● **WORK TO BE COMPLETED**: Repeat every record exactly, but keep images out of the copy.

[Collected data entries]
↓
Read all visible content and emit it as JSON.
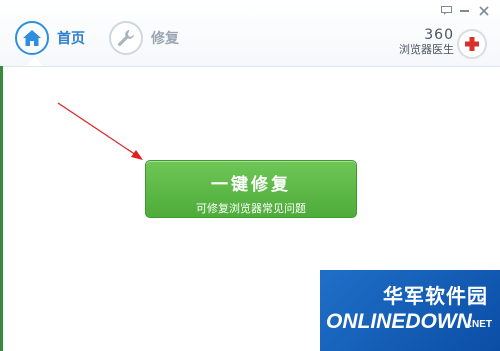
{
  "nav": {
    "home_label": "首页",
    "repair_label": "修复"
  },
  "brand": {
    "number": "360",
    "name": "浏览器医生"
  },
  "main": {
    "button_title": "一键修复",
    "button_subtitle": "可修复浏览器常见问题"
  },
  "watermark": {
    "chinese": "华军软件园",
    "english": "ONLINEDOWN",
    "suffix": ".NET"
  },
  "colors": {
    "accent_blue": "#2e8fe0",
    "button_green": "#5bb848",
    "logo_red": "#d9302c",
    "annotation_red": "#e02020"
  },
  "icons": {
    "home": "home-icon",
    "repair": "wrench-icon",
    "message": "message-icon",
    "minimize": "minimize-icon",
    "close": "close-icon",
    "doctor": "red-cross-icon"
  }
}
↑
● **CORRECT OUTPUT**:
Read all visible content and emit it as JSON.
{
  "nav": {
    "home_label": "首页",
    "repair_label": "修复"
  },
  "brand": {
    "number": "360",
    "name": "浏览器医生"
  },
  "main": {
    "button_title": "一键修复",
    "button_subtitle": "可修复浏览器常见问题"
  },
  "watermark": {
    "chinese": "华军软件园",
    "english": "ONLINEDOWN",
    "suffix": ".NET"
  },
  "colors": {
    "accent_blue": "#2e8fe0",
    "button_green": "#5bb848",
    "logo_red": "#d9302c",
    "annotation_red": "#e02020"
  },
  "icons": {
    "home": "home-icon",
    "repair": "wrench-icon",
    "message": "message-icon",
    "minimize": "minimize-icon",
    "close": "close-icon",
    "doctor": "red-cross-icon"
  }
}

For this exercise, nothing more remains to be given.